Exercise instructions> Could you repeat the passage of the Kitt.ai acquisition article word for word, starting at "Chinese Market Heats" and ending at "on that front."?

Study text>
◇ ◇ ◇ ◇ ◇
Baidu Acquires Kitt.ai
While the market share battle over voice assistants in the US and Europe rages between Amazon and Google, Baidu quietly acquired Kitt.ai last week. Kitt.ai positions itself as a multi-platform natural language understanding engine that also has a hotword (i.e. wake word) detection engine called Snowboy and a conversation engine named Chatflow. Like Wit.ai and API.ai, Kitt.ai was originally developed to support chatbots, but has direct applicability to voice applications.
Kitt.ai founder Xuchen Yao commented in a blog post last week about the progress the company had made of late:
Over the past two years we developed three products: Snowboy (a customizable hotword detection engine), NLU (a multilingual natural language understanding engine), and ChatFlow (a multi-turn conversation engine). As of July 2017, we power more than 12,000 developers on the Snowboy platform, who created the largest hotword library in the world with 9,000 unique hotwords in 15 major languages. We have turned ChatFlow into an enterprise-level software, actively exploring a monetization strategy in the war of chatbot platforms.
This acquisition is likely about time-to-market for Baidu. The company can incorporate a platform that is already in production and proven. The user base is less important since Baidu is more interested in China than Kitt.ai’s current English-speaking customers. The question for Kitt.ai users today is about whether the company resources will now be devoted primarily to supporting the Chinese market and how that will impact product enhancements going forward.
Acquisitions for Developer Tools
API.ai was acquired by Google in September 2016 and Wit.ai was acquired by Facebook in January 2015. Think of these as tools that enable developers to more easily build chatbots and voice applications. They translate speech from the user to text, apply algorithms to divine meaning of the text, manage interactions with the user and convert responses from text-to-speech.
Platforms such as Google, Facebook and Baidu want tools like these in order to assist their developer ecosystem build conversational applications. Kitt.ai is likely expected to complement Baidu’s acquisition of voice assistant technology developer Raventech in February. While Kitt.ai has similar utilities to Wit.ai and API.ai, it also adds hotword detection so the activation phrase for an always-listening voice assistant can be customized by the developer. This element makes Kitt.ai stand out because it is a voice-first feature that other solutions lack and likely is important to Baidu.
Chinese Market Heats Up
Baidu released its voice-enabled robot Xiaoyu in May. At about US$500, the robot is five times more expensive than the Tencent-funded LingLong DingDong and the forthcoming Tmall Genie X1 from Alibaba. Both are voice-only devices. Baidu almost certainly plans to have a more modest offering than Xiaoyu and will be looking to build a large developer community around its voice-first platforms. Kitt.ai is a tool that can help more quickly onboard those developers to build out applications for Baidu’s emerging voice platform. The application developer community will be an important differentiator in China just as it is today in the U.S. Baidu may just have acquired an advantage on that front.
◇ ◇ ◇ ◇ ◇
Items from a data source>

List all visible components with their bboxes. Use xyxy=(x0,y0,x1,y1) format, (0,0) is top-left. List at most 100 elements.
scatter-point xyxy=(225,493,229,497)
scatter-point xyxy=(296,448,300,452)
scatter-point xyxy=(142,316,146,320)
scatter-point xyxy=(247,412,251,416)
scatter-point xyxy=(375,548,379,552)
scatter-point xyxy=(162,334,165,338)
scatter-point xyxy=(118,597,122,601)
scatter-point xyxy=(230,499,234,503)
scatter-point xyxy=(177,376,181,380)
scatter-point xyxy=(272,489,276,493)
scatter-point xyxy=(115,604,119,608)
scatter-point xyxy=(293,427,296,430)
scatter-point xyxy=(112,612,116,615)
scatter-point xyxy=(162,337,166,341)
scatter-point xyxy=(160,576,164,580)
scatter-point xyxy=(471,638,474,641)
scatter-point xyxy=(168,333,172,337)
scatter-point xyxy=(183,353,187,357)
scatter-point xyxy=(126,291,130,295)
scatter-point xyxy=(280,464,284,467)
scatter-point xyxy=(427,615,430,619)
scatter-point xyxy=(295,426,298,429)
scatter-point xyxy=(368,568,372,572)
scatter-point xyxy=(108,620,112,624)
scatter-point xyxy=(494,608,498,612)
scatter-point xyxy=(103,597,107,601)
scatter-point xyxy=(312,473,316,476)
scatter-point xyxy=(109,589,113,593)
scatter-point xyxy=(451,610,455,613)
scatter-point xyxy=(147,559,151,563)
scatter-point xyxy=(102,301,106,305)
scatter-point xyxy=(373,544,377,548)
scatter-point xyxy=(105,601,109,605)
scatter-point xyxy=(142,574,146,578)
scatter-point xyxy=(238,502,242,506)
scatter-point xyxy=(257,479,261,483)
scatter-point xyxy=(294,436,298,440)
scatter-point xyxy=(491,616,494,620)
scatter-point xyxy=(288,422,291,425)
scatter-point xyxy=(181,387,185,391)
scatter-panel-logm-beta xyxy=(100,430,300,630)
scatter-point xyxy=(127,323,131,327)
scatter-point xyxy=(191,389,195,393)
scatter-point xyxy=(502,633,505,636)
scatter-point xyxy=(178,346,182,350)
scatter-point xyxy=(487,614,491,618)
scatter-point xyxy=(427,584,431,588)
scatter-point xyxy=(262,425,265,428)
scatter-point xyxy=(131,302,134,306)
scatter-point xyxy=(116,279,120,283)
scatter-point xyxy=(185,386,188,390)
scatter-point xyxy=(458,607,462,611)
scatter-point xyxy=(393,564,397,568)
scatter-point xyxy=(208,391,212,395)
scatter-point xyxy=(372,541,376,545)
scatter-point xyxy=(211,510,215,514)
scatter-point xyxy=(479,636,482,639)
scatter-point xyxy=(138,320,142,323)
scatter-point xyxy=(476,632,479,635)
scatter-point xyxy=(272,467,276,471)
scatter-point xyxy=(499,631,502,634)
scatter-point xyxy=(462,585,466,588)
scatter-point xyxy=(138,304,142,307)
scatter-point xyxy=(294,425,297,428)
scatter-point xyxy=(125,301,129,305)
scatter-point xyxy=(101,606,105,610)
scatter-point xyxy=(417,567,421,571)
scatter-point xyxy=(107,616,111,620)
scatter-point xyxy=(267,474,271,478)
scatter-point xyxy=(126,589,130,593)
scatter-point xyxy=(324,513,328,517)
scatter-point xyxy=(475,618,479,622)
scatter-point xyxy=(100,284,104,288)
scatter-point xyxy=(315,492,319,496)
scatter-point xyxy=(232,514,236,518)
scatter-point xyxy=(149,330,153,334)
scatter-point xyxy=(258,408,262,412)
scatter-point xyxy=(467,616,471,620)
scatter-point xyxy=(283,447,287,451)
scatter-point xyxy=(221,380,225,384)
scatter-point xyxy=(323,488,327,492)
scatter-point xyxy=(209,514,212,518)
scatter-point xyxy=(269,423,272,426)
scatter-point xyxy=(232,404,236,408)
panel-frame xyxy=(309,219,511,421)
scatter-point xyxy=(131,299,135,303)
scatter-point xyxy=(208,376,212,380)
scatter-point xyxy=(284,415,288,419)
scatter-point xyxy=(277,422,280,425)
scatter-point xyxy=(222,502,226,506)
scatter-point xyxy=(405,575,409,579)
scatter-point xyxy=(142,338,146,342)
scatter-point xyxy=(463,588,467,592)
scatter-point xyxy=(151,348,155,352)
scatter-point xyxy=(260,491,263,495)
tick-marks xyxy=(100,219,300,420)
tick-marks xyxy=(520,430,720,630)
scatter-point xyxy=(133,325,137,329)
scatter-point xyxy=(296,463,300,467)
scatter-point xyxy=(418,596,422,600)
◇ ◇ ◇ ◇ ◇
Exercise output>
Chinese Market Heats Up
Baidu released its voice-enabled robot Xiaoyu in May. At about US$500, the robot is five times more expensive than the Tencent-funded LingLong DingDong and the forthcoming Tmall Genie X1 from Alibaba. Both are voice-only devices. Baidu almost certainly plans to have a more modest offering than Xiaoyu and will be looking to build a large developer community around its voice-first platforms. Kitt.ai is a tool that can help more quickly onboard those developers to build out applications for Baidu’s emerging voice platform. The application developer community will be an important differentiator in China just as it is today in the U.S. Baidu may just have acquired an advantage on that front.